[PASSAGE PROVIDED]:
** start **
Slave DNS server not taking over.

T

techjohnny

Hello, Group:

I've got an Active Directory providing the primary DNS to clients, and
the backup DNS server is running Bind 9 as a slave.

Today, the primary DNS server failed, but the clients still couldn't
resolve, even though I was able to manually use the nslookup, change
servers, and verify that the slave responded to requests from clients.

The clients are using DHCP and have a primary and secondary dns server,
but the secondary doesn't automatically kick in when the primary fails.

The slave dns server is properly receiving requests from the primary
and the zones are all up-to-date.

Thanks,

--TJ
 
?

=?ISO-8859-1?Q?=22Frank_R=F6der_=5BMVP=5D=22?=

Hello, Group:

I've got an Active Directory providing the primary DNS to clients, and
the backup DNS server is running Bind 9 as a slave.

This configuration is an security risk. Change the zone type to "AD
integrated" so you can permit "secure updates". For secondary
DNS-Servers the "AD integrated" Zone looks like an standard primary zone.
Today, the primary DNS server failed, but the clients still couldn't
resolve, even though I was able to manually use the nslookup, change
servers, and verify that the slave responded to requests from clients.

The clients are using DHCP and have a primary and secondary dns server,
but the secondary doesn't automatically kick in when the primary fails.
** end **
[PROBLEMS]:
a) In the DNS forum thread, what software does the backup DNS server run?
b) Rewrite the paragraph of the DNS forum thread that begins "The slave dns server is properly receiving" as a single shorter sentence that keeps its main facts.
c) Pick up the DNS forum thread after its final sentence and continue it.

Region boundary data
** start **
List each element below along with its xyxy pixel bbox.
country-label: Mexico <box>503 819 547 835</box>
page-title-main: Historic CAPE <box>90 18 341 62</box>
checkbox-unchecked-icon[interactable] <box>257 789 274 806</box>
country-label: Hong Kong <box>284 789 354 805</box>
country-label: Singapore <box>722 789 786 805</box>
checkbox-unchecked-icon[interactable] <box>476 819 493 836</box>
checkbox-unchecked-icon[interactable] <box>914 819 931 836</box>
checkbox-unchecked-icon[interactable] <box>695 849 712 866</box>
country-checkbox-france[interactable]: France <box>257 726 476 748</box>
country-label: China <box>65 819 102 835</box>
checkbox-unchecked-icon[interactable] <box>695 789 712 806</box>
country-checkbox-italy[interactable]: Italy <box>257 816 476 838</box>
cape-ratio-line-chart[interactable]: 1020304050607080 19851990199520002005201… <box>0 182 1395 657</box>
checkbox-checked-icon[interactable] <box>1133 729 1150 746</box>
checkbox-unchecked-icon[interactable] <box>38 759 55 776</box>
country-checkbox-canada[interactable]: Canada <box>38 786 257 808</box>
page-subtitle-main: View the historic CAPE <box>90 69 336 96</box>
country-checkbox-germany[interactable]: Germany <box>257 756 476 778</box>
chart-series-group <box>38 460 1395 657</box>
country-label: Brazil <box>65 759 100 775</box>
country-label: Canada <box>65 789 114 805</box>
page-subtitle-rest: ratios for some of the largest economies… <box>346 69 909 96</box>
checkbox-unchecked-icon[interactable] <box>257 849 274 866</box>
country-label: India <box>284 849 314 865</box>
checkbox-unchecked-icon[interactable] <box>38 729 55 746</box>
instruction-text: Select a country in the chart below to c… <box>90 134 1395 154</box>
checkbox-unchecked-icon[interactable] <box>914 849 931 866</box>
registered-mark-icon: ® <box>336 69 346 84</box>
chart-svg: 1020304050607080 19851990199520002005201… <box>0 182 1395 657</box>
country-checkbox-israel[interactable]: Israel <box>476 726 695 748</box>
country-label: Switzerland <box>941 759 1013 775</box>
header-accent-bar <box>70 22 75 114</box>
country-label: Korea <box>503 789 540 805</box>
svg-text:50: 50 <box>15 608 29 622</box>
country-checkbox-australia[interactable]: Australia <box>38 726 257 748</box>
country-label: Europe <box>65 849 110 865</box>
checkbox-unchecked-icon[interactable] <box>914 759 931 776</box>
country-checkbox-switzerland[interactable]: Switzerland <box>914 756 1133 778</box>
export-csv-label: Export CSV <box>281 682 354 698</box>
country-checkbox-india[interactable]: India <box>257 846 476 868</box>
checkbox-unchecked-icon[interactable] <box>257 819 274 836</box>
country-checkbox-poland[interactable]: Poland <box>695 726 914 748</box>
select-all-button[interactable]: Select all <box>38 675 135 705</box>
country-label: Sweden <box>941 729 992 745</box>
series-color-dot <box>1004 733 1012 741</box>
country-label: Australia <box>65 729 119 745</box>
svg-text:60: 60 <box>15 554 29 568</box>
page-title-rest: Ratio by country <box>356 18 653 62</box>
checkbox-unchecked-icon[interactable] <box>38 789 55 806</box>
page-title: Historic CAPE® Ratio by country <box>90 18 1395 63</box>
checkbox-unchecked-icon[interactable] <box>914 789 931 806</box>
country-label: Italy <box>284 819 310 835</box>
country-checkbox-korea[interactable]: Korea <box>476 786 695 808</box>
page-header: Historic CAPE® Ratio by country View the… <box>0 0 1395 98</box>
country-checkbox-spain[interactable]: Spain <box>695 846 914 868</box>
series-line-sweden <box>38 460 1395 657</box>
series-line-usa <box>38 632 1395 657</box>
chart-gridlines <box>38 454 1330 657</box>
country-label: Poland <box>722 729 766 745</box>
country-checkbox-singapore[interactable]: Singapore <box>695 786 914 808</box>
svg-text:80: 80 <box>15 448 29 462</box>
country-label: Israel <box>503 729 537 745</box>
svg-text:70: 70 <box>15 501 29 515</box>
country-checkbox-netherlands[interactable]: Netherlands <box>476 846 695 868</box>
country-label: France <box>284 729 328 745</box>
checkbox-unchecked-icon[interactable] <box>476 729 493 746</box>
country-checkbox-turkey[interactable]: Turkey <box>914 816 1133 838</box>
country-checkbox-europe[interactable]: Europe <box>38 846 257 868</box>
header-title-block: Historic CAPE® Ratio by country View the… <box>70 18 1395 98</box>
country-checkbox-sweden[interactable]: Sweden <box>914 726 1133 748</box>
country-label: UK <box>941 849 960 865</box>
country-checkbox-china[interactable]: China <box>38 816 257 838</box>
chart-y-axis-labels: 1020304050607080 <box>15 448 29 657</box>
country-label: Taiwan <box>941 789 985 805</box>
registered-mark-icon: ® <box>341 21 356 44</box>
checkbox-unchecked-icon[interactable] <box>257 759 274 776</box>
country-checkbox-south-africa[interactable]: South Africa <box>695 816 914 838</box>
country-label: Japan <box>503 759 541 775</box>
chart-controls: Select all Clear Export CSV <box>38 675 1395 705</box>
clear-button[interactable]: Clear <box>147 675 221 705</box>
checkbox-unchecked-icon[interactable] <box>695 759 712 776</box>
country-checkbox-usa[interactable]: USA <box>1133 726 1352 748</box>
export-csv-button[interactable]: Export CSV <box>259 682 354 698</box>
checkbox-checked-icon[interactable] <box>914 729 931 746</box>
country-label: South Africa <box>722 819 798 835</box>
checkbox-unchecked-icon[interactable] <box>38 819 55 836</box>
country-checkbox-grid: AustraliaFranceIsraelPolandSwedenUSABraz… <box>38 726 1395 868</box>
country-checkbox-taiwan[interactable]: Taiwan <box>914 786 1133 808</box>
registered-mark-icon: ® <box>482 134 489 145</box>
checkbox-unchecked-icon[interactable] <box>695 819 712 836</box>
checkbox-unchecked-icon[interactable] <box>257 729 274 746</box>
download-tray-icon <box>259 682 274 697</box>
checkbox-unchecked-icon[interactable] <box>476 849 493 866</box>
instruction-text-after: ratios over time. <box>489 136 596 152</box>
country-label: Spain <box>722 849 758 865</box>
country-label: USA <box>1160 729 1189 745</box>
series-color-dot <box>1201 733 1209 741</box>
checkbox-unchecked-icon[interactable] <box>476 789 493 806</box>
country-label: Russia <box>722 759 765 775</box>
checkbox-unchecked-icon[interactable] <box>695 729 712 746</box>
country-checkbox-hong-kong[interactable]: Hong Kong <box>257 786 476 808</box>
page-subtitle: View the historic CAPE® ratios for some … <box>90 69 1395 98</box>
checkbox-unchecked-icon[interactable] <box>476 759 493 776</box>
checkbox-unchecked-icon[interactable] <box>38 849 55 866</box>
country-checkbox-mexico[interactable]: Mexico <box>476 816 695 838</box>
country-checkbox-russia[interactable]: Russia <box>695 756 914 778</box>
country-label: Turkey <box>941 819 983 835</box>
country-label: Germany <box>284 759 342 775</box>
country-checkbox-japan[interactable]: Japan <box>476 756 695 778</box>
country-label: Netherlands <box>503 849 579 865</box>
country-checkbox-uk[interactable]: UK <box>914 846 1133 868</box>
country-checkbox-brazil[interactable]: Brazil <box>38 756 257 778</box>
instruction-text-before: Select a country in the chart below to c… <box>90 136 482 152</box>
** end **
[RESULTS BY TASK]:
a) Bind 9, configured as a slave.

b) The slave DNS server correctly receives requests from the primary, and all its zones are current.

c)
The slave dns server is properly receiving requests from the primary
and the zones are all up-to-date.

Do you tested the SRV-RECORDS with nslookup on the secondary server?


For example:

http://support.microsoft.com/kb/816587/en-us
 
K

Kevin D. Goodknecht Sr. [MVP]

Read inline.
Hello, Group:

I've got an Active Directory providing the primary DNS to clients, and
the backup DNS server is running Bind 9 as a slave.

Today, the primary DNS server failed, but the clients still couldn't
resolve, even though I was able to manually use the nslookup, change
servers, and verify that the slave responded to requests from clients.

Were you able to verify with nslookup that the BIND was able to resolve
names?
The clients are using DHCP and have a primary and secondary dns
server, but the secondary doesn't automatically kick in when the
primary fails.

Alternate DNS servers don't "kick in" when the preferred fails, it is up to
the DNS client to decide which DNS server to use. The DNS client in Windows
will "stick" to whichever DNS server answers for 15 minutes or until TCP/IP
is reset manually.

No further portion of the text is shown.